GIVEN REQUEST: Copy, in full, each line of the material that holds the word "From".

SUPPLIED RECORDS:
* BEGIN *
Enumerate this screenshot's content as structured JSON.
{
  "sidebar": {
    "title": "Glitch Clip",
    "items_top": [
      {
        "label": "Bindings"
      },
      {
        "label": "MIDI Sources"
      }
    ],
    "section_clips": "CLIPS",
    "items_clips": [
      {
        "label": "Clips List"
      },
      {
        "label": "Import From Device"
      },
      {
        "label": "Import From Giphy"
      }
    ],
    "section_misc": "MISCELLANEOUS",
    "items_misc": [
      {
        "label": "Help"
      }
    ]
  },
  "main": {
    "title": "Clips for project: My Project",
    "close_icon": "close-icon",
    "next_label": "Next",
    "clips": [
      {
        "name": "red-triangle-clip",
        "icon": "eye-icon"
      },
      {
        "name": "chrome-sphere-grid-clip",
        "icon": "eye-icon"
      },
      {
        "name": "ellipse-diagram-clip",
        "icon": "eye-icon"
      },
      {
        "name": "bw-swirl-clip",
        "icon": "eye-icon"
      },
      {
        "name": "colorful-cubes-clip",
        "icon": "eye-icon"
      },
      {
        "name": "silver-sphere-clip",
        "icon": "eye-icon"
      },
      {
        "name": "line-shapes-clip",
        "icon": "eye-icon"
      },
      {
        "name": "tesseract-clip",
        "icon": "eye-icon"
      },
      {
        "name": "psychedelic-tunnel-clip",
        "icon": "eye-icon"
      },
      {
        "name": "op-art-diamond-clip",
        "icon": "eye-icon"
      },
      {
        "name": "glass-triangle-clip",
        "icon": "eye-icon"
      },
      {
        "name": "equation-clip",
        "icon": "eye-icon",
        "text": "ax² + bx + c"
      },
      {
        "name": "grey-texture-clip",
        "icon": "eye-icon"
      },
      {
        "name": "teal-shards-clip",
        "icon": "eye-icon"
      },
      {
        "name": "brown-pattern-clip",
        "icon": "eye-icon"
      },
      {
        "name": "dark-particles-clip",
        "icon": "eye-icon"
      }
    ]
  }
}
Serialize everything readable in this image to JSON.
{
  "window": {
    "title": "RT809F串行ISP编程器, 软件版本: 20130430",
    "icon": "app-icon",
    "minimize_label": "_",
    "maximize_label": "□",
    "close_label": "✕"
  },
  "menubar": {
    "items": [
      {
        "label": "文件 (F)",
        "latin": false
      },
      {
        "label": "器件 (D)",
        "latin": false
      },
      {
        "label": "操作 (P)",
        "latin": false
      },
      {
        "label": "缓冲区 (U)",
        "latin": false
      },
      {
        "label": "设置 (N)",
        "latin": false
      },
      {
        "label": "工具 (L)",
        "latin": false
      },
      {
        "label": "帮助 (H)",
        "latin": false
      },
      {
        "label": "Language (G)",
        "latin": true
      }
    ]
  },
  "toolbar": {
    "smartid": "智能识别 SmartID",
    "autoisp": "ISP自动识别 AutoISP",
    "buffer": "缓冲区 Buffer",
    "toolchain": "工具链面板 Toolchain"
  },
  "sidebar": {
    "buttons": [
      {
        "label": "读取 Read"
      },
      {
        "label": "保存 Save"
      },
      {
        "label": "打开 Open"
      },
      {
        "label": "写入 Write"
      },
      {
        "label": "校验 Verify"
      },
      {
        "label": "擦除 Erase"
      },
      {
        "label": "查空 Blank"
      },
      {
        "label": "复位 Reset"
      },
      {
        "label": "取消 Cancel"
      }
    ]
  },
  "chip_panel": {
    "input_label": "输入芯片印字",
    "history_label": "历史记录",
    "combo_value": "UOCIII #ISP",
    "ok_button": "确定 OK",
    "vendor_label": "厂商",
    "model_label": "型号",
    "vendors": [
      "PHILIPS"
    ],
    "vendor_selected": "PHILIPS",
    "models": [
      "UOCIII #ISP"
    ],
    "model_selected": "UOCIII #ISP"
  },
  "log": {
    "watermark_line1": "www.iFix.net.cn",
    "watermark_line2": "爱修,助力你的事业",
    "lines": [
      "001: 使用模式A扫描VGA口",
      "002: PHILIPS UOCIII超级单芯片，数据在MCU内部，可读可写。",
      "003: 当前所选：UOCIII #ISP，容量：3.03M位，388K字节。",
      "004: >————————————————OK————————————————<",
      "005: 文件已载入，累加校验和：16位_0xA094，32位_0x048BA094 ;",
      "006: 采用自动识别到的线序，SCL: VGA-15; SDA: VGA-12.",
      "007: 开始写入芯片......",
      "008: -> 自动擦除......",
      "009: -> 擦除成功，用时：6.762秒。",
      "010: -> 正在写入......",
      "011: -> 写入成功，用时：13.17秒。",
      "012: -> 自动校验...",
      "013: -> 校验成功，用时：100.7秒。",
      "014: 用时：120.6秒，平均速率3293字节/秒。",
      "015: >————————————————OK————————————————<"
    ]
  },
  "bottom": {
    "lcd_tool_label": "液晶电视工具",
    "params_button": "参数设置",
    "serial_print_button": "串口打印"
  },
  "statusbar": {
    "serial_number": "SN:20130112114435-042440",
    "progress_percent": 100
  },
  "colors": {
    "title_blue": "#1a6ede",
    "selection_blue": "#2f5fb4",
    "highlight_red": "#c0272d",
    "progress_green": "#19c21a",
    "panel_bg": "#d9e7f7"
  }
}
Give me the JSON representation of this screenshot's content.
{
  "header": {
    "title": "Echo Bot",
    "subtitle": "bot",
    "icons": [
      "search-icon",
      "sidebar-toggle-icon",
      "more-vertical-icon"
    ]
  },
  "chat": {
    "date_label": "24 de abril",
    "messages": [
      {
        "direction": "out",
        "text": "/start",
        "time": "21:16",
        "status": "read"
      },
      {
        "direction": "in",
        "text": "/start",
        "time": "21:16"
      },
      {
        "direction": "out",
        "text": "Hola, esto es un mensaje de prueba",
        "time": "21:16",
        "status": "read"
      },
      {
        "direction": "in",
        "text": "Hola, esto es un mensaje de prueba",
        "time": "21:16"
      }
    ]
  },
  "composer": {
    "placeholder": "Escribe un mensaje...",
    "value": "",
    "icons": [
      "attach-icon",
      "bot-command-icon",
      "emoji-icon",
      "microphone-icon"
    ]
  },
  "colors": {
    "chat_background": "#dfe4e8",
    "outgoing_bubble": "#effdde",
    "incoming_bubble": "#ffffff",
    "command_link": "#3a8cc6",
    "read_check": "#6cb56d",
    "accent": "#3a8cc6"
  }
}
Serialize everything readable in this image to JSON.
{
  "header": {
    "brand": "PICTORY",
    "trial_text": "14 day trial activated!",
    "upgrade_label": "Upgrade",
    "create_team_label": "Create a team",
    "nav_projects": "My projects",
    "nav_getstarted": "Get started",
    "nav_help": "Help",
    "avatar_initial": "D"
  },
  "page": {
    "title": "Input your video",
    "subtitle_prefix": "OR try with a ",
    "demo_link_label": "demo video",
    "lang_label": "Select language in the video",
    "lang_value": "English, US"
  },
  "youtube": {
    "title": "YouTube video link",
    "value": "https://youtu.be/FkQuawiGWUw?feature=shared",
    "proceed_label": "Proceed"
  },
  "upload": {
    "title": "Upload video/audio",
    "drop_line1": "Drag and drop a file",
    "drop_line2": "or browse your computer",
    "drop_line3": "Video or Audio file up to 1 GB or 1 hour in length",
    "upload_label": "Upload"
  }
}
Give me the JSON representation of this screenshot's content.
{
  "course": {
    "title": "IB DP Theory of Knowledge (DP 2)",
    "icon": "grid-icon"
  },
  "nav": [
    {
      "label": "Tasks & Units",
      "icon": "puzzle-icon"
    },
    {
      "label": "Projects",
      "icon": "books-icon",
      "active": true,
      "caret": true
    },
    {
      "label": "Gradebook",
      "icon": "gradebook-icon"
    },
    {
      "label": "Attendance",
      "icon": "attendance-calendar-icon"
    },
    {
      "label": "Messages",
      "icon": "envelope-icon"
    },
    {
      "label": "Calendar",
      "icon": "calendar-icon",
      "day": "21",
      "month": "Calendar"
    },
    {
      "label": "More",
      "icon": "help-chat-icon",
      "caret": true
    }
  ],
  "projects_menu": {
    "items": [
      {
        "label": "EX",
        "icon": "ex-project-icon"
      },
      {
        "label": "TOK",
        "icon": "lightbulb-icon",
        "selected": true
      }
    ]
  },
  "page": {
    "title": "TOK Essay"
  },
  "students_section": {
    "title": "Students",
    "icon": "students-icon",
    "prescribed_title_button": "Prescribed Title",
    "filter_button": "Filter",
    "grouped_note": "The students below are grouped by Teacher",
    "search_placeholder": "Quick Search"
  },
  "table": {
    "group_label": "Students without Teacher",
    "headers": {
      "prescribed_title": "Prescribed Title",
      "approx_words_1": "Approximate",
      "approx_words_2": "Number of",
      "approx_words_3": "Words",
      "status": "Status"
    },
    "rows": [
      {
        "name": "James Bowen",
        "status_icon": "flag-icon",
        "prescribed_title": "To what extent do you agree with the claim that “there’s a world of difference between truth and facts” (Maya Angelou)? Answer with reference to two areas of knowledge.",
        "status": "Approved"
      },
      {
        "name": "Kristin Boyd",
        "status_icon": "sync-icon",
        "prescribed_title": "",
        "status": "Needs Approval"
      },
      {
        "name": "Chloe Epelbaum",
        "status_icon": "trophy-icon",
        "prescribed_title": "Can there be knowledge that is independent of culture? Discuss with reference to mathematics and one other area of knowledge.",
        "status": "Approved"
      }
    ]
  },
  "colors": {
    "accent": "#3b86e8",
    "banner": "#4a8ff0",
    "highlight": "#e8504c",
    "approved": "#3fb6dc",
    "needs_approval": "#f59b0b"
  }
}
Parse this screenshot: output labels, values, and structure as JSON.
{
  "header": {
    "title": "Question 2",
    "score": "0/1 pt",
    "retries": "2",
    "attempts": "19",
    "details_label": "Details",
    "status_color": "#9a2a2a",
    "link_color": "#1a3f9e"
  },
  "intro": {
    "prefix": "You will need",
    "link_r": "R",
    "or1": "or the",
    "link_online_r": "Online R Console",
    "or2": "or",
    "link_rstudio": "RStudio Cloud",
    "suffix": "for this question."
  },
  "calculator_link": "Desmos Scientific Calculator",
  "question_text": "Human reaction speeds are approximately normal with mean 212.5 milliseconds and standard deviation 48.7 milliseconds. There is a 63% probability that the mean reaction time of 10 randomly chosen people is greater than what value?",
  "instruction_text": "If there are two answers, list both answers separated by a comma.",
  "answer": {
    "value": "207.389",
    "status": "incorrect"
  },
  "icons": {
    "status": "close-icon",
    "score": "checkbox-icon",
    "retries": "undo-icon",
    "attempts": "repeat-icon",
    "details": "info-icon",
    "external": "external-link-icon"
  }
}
* END *
SOLUTION TO THIS EXERCISE:
        "label": "Import From Device"
        "label": "Import From Giphy"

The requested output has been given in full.